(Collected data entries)
────────────────

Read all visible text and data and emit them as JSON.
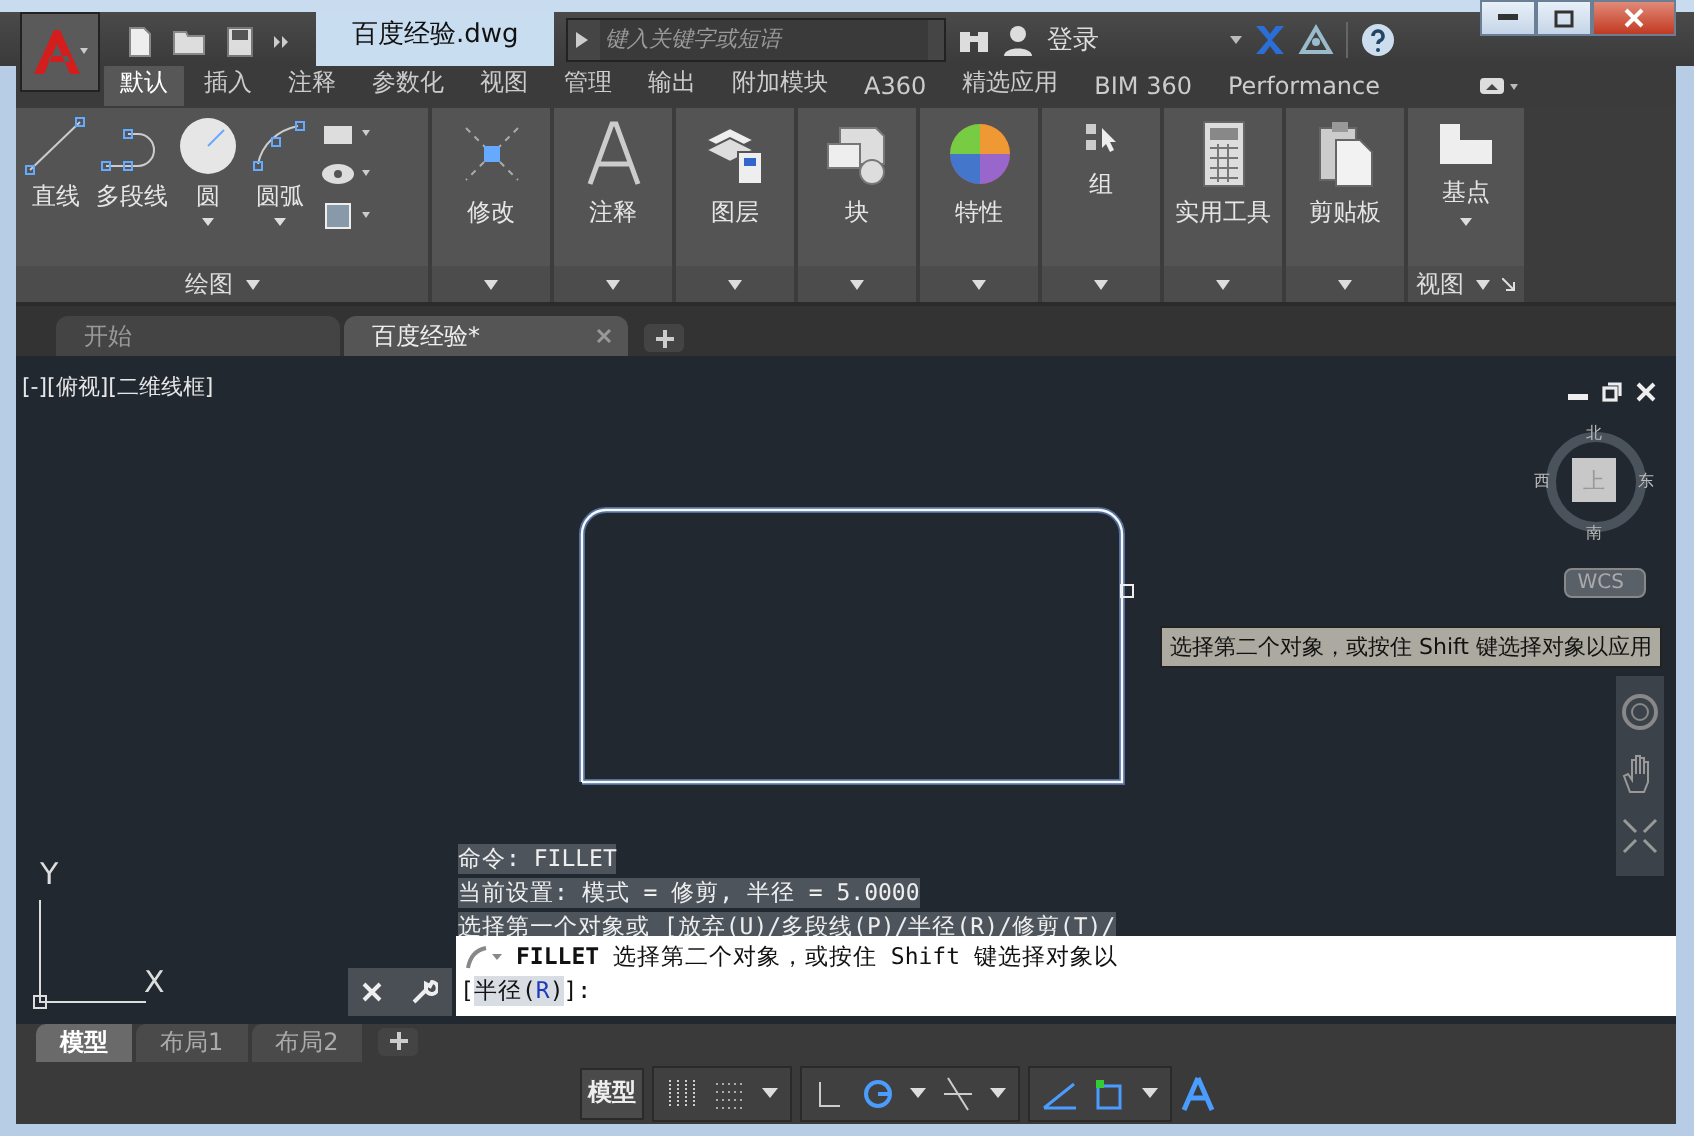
{
  "title_bar": {
    "title": "百度经验.dwg",
    "search": {
      "placeholder": "键入关键字或短语"
    },
    "sign_in": "登录"
  },
  "ribbon_tabs": [
    {
      "label": "默认",
      "selected": true
    },
    {
      "label": "插入",
      "selected": false
    },
    {
      "label": "注释",
      "selected": false
    },
    {
      "label": "参数化",
      "selected": false
    },
    {
      "label": "视图",
      "selected": false
    },
    {
      "label": "管理",
      "selected": false
    },
    {
      "label": "输出",
      "selected": false
    },
    {
      "label": "附加模块",
      "selected": false
    },
    {
      "label": "A360",
      "selected": false
    },
    {
      "label": "精选应用",
      "selected": false
    },
    {
      "label": "BIM 360",
      "selected": false
    },
    {
      "label": "Performance",
      "selected": false
    }
  ],
  "ribbon_panels": [
    {
      "kind": "draw",
      "tools": [
        "直线",
        "多段线",
        "圆",
        "圆弧"
      ],
      "footer": "绘图"
    },
    {
      "kind": "tool",
      "label": "修改"
    },
    {
      "kind": "tool",
      "label": "注释"
    },
    {
      "kind": "tool",
      "label": "图层"
    },
    {
      "kind": "tool",
      "label": "块"
    },
    {
      "kind": "tool",
      "label": "特性"
    },
    {
      "kind": "tool",
      "label": "组"
    },
    {
      "kind": "tool",
      "label": "实用工具"
    },
    {
      "kind": "tool",
      "label": "剪贴板"
    },
    {
      "kind": "view",
      "label": "基点",
      "footer": "视图"
    }
  ],
  "file_tabs": [
    {
      "label": "开始",
      "selected": false
    },
    {
      "label": "百度经验*",
      "selected": true
    }
  ],
  "viewport": {
    "label": "[-][俯视][二维线框]",
    "viewcube": {
      "north": "北",
      "south": "南",
      "east": "东",
      "west": "西",
      "face": "上",
      "ucs": "WCS"
    },
    "tooltip": "选择第二个对象，或按住 Shift 键选择对象以应用",
    "axis_y": "Y",
    "axis_x": "X"
  },
  "command_history": [
    "命令:  FILLET",
    "当前设置: 模式 = 修剪, 半径 = 5.0000",
    "选择第一个对象或 [放弃(U)/多段线(P)/半径(R)/修剪(T)/"
  ],
  "command_line": {
    "prompt_command": "FILLET",
    "prompt": "选择第二个对象，或按住 Shift 键选择对象以",
    "option_line": {
      "before": "[",
      "label": "半径",
      "open": "(",
      "key": "R",
      "close": ")",
      "after": "]:"
    }
  },
  "layout_tabs": [
    {
      "label": "模型",
      "selected": true
    },
    {
      "label": "布局1",
      "selected": false
    },
    {
      "label": "布局2",
      "selected": false
    }
  ],
  "status_bar": {
    "model_button": "模型"
  }
}
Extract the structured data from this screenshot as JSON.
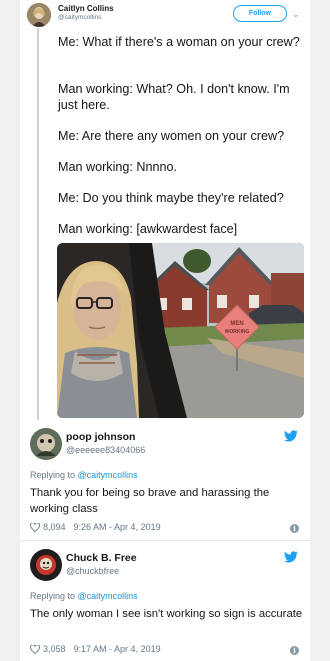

────────────────

▶ **Exercise aim**: Every line of the material is to be quoted exactly, with no pictures carried over.

▶ **Answer for this exercise**:
Read all visible text and data and emit them as JSON.
{
  "title_bar": {
    "title": "百度经验.dwg",
    "search": {
      "placeholder": "键入关键字或短语"
    },
    "sign_in": "登录"
  },
  "ribbon_tabs": [
    {
      "label": "默认",
      "selected": true
    },
    {
      "label": "插入",
      "selected": false
    },
    {
      "label": "注释",
      "selected": false
    },
    {
      "label": "参数化",
      "selected": false
    },
    {
      "label": "视图",
      "selected": false
    },
    {
      "label": "管理",
      "selected": false
    },
    {
      "label": "输出",
      "selected": false
    },
    {
      "label": "附加模块",
      "selected": false
    },
    {
      "label": "A360",
      "selected": false
    },
    {
      "label": "精选应用",
      "selected": false
    },
    {
      "label": "BIM 360",
      "selected": false
    },
    {
      "label": "Performance",
      "selected": false
    }
  ],
  "ribbon_panels": [
    {
      "kind": "draw",
      "tools": [
        "直线",
        "多段线",
        "圆",
        "圆弧"
      ],
      "footer": "绘图"
    },
    {
      "kind": "tool",
      "label": "修改"
    },
    {
      "kind": "tool",
      "label": "注释"
    },
    {
      "kind": "tool",
      "label": "图层"
    },
    {
      "kind": "tool",
      "label": "块"
    },
    {
      "kind": "tool",
      "label": "特性"
    },
    {
      "kind": "tool",
      "label": "组"
    },
    {
      "kind": "tool",
      "label": "实用工具"
    },
    {
      "kind": "tool",
      "label": "剪贴板"
    },
    {
      "kind": "view",
      "label": "基点",
      "footer": "视图"
    }
  ],
  "file_tabs": [
    {
      "label": "开始",
      "selected": false
    },
    {
      "label": "百度经验*",
      "selected": true
    }
  ],
  "viewport": {
    "label": "[-][俯视][二维线框]",
    "viewcube": {
      "north": "北",
      "south": "南",
      "east": "东",
      "west": "西",
      "face": "上",
      "ucs": "WCS"
    },
    "tooltip": "选择第二个对象，或按住 Shift 键选择对象以应用",
    "axis_y": "Y",
    "axis_x": "X"
  },
  "command_history": [
    "命令:  FILLET",
    "当前设置: 模式 = 修剪, 半径 = 5.0000",
    "选择第一个对象或 [放弃(U)/多段线(P)/半径(R)/修剪(T)/"
  ],
  "command_line": {
    "prompt_command": "FILLET",
    "prompt": "选择第二个对象，或按住 Shift 键选择对象以",
    "option_line": {
      "before": "[",
      "label": "半径",
      "open": "(",
      "key": "R",
      "close": ")",
      "after": "]:"
    }
  },
  "layout_tabs": [
    {
      "label": "模型",
      "selected": true
    },
    {
      "label": "布局1",
      "selected": false
    },
    {
      "label": "布局2",
      "selected": false
    }
  ],
  "status_bar": {
    "model_button": "模型"
  }
}
Extract the structured data from this screenshot as JSON.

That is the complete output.